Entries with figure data
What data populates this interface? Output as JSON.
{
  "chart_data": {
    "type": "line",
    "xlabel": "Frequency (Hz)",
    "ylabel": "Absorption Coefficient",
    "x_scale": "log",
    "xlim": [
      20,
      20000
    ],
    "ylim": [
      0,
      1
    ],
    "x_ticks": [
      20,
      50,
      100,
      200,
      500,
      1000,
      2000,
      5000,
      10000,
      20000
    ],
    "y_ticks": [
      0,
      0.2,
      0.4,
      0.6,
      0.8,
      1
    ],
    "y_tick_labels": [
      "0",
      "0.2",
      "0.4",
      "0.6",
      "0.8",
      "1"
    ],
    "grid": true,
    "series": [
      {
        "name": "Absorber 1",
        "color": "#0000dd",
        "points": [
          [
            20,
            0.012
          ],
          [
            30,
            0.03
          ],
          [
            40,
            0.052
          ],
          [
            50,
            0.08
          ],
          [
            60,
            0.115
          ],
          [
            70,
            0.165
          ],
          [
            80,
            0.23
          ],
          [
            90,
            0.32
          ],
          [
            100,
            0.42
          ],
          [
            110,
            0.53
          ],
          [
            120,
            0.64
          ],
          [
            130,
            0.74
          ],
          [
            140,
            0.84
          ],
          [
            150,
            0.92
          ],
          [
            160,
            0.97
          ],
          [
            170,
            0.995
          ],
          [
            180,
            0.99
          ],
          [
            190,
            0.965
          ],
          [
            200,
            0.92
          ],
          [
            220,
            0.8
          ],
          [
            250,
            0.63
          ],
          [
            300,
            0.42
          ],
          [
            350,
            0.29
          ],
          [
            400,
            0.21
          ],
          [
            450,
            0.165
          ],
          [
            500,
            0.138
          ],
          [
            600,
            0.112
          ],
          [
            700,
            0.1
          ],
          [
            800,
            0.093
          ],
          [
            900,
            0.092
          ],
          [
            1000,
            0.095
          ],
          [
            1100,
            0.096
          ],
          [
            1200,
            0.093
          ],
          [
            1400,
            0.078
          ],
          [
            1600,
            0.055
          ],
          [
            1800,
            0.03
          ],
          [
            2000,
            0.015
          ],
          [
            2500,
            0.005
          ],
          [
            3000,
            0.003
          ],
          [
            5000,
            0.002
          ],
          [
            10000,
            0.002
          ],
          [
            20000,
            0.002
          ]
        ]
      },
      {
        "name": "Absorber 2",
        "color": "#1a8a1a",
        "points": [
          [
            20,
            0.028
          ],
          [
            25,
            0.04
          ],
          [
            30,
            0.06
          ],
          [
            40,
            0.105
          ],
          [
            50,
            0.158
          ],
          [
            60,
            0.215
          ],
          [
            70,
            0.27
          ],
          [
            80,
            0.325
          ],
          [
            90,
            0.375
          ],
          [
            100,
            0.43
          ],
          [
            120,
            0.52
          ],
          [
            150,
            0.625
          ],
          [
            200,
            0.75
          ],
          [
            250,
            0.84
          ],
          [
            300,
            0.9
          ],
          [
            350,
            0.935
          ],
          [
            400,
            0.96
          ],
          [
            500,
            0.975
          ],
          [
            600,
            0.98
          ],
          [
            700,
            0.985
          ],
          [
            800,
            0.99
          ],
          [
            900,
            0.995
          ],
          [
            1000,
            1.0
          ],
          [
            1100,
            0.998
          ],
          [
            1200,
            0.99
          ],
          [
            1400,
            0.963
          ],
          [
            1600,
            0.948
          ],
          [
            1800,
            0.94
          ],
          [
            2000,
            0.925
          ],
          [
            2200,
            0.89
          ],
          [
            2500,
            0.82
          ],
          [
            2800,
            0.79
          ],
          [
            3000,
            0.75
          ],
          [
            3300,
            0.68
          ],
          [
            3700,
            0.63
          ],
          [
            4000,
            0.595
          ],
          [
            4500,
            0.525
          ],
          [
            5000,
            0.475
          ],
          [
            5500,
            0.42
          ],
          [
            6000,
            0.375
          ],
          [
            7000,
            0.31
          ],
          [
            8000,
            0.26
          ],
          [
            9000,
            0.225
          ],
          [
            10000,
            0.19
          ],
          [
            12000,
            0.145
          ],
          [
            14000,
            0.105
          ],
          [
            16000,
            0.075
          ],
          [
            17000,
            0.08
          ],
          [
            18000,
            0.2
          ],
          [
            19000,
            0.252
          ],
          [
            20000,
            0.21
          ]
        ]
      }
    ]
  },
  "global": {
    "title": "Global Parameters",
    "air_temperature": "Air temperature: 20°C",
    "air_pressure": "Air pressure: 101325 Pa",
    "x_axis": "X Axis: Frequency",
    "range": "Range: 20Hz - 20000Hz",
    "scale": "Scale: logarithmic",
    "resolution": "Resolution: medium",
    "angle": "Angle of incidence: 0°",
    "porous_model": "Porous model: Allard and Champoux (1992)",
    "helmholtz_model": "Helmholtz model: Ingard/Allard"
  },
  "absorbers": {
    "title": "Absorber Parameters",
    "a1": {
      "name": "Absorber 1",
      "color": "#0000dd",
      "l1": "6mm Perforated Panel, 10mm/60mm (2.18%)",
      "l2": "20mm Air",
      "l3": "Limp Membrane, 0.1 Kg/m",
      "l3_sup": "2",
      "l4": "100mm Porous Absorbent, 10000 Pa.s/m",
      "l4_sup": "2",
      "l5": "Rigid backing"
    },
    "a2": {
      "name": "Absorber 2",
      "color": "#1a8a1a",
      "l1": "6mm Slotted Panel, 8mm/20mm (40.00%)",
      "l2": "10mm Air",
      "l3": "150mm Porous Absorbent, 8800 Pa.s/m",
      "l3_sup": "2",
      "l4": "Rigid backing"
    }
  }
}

EXERCISE TASK: Extract the listing in its entirety and repeat it exactly.

TASK RESULT:
What data populates this interface? Output as JSON.
{
  "chart_data": {
    "type": "line",
    "xlabel": "Frequency (Hz)",
    "ylabel": "Absorption Coefficient",
    "x_scale": "log",
    "xlim": [
      20,
      20000
    ],
    "ylim": [
      0,
      1
    ],
    "x_ticks": [
      20,
      50,
      100,
      200,
      500,
      1000,
      2000,
      5000,
      10000,
      20000
    ],
    "y_ticks": [
      0,
      0.2,
      0.4,
      0.6,
      0.8,
      1
    ],
    "y_tick_labels": [
      "0",
      "0.2",
      "0.4",
      "0.6",
      "0.8",
      "1"
    ],
    "grid": true,
    "series": [
      {
        "name": "Absorber 1",
        "color": "#0000dd",
        "points": [
          [
            20,
            0.012
          ],
          [
            30,
            0.03
          ],
          [
            40,
            0.052
          ],
          [
            50,
            0.08
          ],
          [
            60,
            0.115
          ],
          [
            70,
            0.165
          ],
          [
            80,
            0.23
          ],
          [
            90,
            0.32
          ],
          [
            100,
            0.42
          ],
          [
            110,
            0.53
          ],
          [
            120,
            0.64
          ],
          [
            130,
            0.74
          ],
          [
            140,
            0.84
          ],
          [
            150,
            0.92
          ],
          [
            160,
            0.97
          ],
          [
            170,
            0.995
          ],
          [
            180,
            0.99
          ],
          [
            190,
            0.965
          ],
          [
            200,
            0.92
          ],
          [
            220,
            0.8
          ],
          [
            250,
            0.63
          ],
          [
            300,
            0.42
          ],
          [
            350,
            0.29
          ],
          [
            400,
            0.21
          ],
          [
            450,
            0.165
          ],
          [
            500,
            0.138
          ],
          [
            600,
            0.112
          ],
          [
            700,
            0.1
          ],
          [
            800,
            0.093
          ],
          [
            900,
            0.092
          ],
          [
            1000,
            0.095
          ],
          [
            1100,
            0.096
          ],
          [
            1200,
            0.093
          ],
          [
            1400,
            0.078
          ],
          [
            1600,
            0.055
          ],
          [
            1800,
            0.03
          ],
          [
            2000,
            0.015
          ],
          [
            2500,
            0.005
          ],
          [
            3000,
            0.003
          ],
          [
            5000,
            0.002
          ],
          [
            10000,
            0.002
          ],
          [
            20000,
            0.002
          ]
        ]
      },
      {
        "name": "Absorber 2",
        "color": "#1a8a1a",
        "points": [
          [
            20,
            0.028
          ],
          [
            25,
            0.04
          ],
          [
            30,
            0.06
          ],
          [
            40,
            0.105
          ],
          [
            50,
            0.158
          ],
          [
            60,
            0.215
          ],
          [
            70,
            0.27
          ],
          [
            80,
            0.325
          ],
          [
            90,
            0.375
          ],
          [
            100,
            0.43
          ],
          [
            120,
            0.52
          ],
          [
            150,
            0.625
          ],
          [
            200,
            0.75
          ],
          [
            250,
            0.84
          ],
          [
            300,
            0.9
          ],
          [
            350,
            0.935
          ],
          [
            400,
            0.96
          ],
          [
            500,
            0.975
          ],
          [
            600,
            0.98
          ],
          [
            700,
            0.985
          ],
          [
            800,
            0.99
          ],
          [
            900,
            0.995
          ],
          [
            1000,
            1.0
          ],
          [
            1100,
            0.998
          ],
          [
            1200,
            0.99
          ],
          [
            1400,
            0.963
          ],
          [
            1600,
            0.948
          ],
          [
            1800,
            0.94
          ],
          [
            2000,
            0.925
          ],
          [
            2200,
            0.89
          ],
          [
            2500,
            0.82
          ],
          [
            2800,
            0.79
          ],
          [
            3000,
            0.75
          ],
          [
            3300,
            0.68
          ],
          [
            3700,
            0.63
          ],
          [
            4000,
            0.595
          ],
          [
            4500,
            0.525
          ],
          [
            5000,
            0.475
          ],
          [
            5500,
            0.42
          ],
          [
            6000,
            0.375
          ],
          [
            7000,
            0.31
          ],
          [
            8000,
            0.26
          ],
          [
            9000,
            0.225
          ],
          [
            10000,
            0.19
          ],
          [
            12000,
            0.145
          ],
          [
            14000,
            0.105
          ],
          [
            16000,
            0.075
          ],
          [
            17000,
            0.08
          ],
          [
            18000,
            0.2
          ],
          [
            19000,
            0.252
          ],
          [
            20000,
            0.21
          ]
        ]
      }
    ]
  },
  "global": {
    "title": "Global Parameters",
    "air_temperature": "Air temperature: 20°C",
    "air_pressure": "Air pressure: 101325 Pa",
    "x_axis": "X Axis: Frequency",
    "range": "Range: 20Hz - 20000Hz",
    "scale": "Scale: logarithmic",
    "resolution": "Resolution: medium",
    "angle": "Angle of incidence: 0°",
    "porous_model": "Porous model: Allard and Champoux (1992)",
    "helmholtz_model": "Helmholtz model: Ingard/Allard"
  },
  "absorbers": {
    "title": "Absorber Parameters",
    "a1": {
      "name": "Absorber 1",
      "color": "#0000dd",
      "l1": "6mm Perforated Panel, 10mm/60mm (2.18%)",
      "l2": "20mm Air",
      "l3": "Limp Membrane, 0.1 Kg/m",
      "l3_sup": "2",
      "l4": "100mm Porous Absorbent, 10000 Pa.s/m",
      "l4_sup": "2",
      "l5": "Rigid backing"
    },
    "a2": {
      "name": "Absorber 2",
      "color": "#1a8a1a",
      "l1": "6mm Slotted Panel, 8mm/20mm (40.00%)",
      "l2": "10mm Air",
      "l3": "150mm Porous Absorbent, 8800 Pa.s/m",
      "l3_sup": "2",
      "l4": "Rigid backing"
    }
  }
}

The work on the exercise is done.